• **EXTRACTED INFORMATION**

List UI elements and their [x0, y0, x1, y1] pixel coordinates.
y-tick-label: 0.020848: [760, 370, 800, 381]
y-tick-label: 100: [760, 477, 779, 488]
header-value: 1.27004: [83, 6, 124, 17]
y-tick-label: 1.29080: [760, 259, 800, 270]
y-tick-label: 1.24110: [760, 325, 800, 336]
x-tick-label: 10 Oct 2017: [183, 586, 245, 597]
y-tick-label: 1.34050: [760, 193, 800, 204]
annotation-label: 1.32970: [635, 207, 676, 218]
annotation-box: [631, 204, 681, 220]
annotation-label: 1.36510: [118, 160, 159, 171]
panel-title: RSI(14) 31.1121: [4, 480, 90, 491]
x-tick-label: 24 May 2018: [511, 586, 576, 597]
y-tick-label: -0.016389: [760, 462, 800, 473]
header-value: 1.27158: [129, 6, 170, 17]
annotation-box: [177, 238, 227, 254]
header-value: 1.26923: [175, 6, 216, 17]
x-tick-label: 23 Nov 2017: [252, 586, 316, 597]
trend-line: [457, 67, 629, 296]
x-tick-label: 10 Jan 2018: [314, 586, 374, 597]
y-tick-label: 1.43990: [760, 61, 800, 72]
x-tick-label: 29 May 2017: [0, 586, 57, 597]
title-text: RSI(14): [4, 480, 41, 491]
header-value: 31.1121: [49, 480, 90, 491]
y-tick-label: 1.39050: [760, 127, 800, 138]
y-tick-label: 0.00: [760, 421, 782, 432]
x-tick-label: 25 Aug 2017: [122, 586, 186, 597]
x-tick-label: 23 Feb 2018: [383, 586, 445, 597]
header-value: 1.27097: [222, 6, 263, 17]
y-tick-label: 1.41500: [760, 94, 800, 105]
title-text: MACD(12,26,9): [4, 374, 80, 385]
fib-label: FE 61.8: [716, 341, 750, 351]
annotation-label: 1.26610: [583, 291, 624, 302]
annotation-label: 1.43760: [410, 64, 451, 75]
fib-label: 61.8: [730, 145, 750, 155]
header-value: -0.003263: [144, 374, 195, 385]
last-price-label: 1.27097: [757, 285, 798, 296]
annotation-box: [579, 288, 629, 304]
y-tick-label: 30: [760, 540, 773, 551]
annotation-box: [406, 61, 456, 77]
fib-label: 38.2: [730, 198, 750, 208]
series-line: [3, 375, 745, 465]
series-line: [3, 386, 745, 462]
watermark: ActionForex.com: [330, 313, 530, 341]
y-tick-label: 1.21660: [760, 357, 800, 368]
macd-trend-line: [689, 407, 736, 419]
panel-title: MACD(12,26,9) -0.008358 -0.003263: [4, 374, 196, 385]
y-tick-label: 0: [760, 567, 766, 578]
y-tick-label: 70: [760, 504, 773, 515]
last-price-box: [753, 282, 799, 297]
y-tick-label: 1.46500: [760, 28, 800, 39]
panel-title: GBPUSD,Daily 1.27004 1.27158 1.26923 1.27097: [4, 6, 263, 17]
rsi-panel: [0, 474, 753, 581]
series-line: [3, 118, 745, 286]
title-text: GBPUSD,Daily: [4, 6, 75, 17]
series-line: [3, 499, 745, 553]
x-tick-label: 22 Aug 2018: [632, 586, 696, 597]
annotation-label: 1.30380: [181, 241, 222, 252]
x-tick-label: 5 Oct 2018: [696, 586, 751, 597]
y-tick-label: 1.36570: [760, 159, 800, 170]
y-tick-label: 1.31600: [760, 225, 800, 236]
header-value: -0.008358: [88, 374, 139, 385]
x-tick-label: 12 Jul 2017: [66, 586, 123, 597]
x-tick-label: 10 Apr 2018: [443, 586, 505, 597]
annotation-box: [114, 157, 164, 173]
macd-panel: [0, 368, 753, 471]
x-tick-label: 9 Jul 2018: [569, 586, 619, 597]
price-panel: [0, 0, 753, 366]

• **DIRECTIONS FOR THIS TASK**
Copy every line of the data above without any changes.

• **EXERCISE RESPONSE**
List UI elements and their [x0, y0, x1, y1] pixel coordinates.
y-tick-label: 0.020848: [760, 370, 800, 381]
y-tick-label: 100: [760, 477, 779, 488]
header-value: 1.27004: [83, 6, 124, 17]
y-tick-label: 1.29080: [760, 259, 800, 270]
y-tick-label: 1.24110: [760, 325, 800, 336]
x-tick-label: 10 Oct 2017: [183, 586, 245, 597]
y-tick-label: 1.34050: [760, 193, 800, 204]
annotation-label: 1.32970: [635, 207, 676, 218]
annotation-box: [631, 204, 681, 220]
annotation-label: 1.36510: [118, 160, 159, 171]
panel-title: RSI(14) 31.1121: [4, 480, 90, 491]
x-tick-label: 24 May 2018: [511, 586, 576, 597]
y-tick-label: -0.016389: [760, 462, 800, 473]
header-value: 1.27158: [129, 6, 170, 17]
annotation-box: [177, 238, 227, 254]
header-value: 1.26923: [175, 6, 216, 17]
x-tick-label: 23 Nov 2017: [252, 586, 316, 597]
trend-line: [457, 67, 629, 296]
x-tick-label: 10 Jan 2018: [314, 586, 374, 597]
y-tick-label: 1.43990: [760, 61, 800, 72]
x-tick-label: 29 May 2017: [0, 586, 57, 597]
title-text: RSI(14): [4, 480, 41, 491]
header-value: 31.1121: [49, 480, 90, 491]
y-tick-label: 1.39050: [760, 127, 800, 138]
y-tick-label: 0.00: [760, 421, 782, 432]
x-tick-label: 25 Aug 2017: [122, 586, 186, 597]
x-tick-label: 23 Feb 2018: [383, 586, 445, 597]
header-value: 1.27097: [222, 6, 263, 17]
y-tick-label: 1.41500: [760, 94, 800, 105]
title-text: MACD(12,26,9): [4, 374, 80, 385]
fib-label: FE 61.8: [716, 341, 750, 351]
annotation-label: 1.26610: [583, 291, 624, 302]
annotation-label: 1.43760: [410, 64, 451, 75]
fib-label: 61.8: [730, 145, 750, 155]
header-value: -0.003263: [144, 374, 195, 385]
last-price-label: 1.27097: [757, 285, 798, 296]
annotation-box: [579, 288, 629, 304]
y-tick-label: 30: [760, 540, 773, 551]
annotation-box: [406, 61, 456, 77]
fib-label: 38.2: [730, 198, 750, 208]
series-line: [3, 375, 745, 465]
series-line: [3, 386, 745, 462]
watermark: ActionForex.com: [330, 313, 530, 341]
y-tick-label: 1.21660: [760, 357, 800, 368]
macd-trend-line: [689, 407, 736, 419]
panel-title: MACD(12,26,9) -0.008358 -0.003263: [4, 374, 196, 385]
y-tick-label: 0: [760, 567, 766, 578]
y-tick-label: 70: [760, 504, 773, 515]
last-price-box: [753, 282, 799, 297]
y-tick-label: 1.46500: [760, 28, 800, 39]
panel-title: GBPUSD,Daily 1.27004 1.27158 1.26923 1.27097: [4, 6, 263, 17]
rsi-panel: [0, 474, 753, 581]
series-line: [3, 118, 745, 286]
title-text: GBPUSD,Daily: [4, 6, 75, 17]
series-line: [3, 499, 745, 553]
x-tick-label: 22 Aug 2018: [632, 586, 696, 597]
annotation-label: 1.30380: [181, 241, 222, 252]
x-tick-label: 5 Oct 2018: [696, 586, 751, 597]
y-tick-label: 1.36570: [760, 159, 800, 170]
y-tick-label: 1.31600: [760, 225, 800, 236]
header-value: -0.008358: [88, 374, 139, 385]
x-tick-label: 12 Jul 2017: [66, 586, 123, 597]
x-tick-label: 10 Apr 2018: [443, 586, 505, 597]
annotation-box: [114, 157, 164, 173]
macd-panel: [0, 368, 753, 471]
x-tick-label: 9 Jul 2018: [569, 586, 619, 597]
price-panel: [0, 0, 753, 366]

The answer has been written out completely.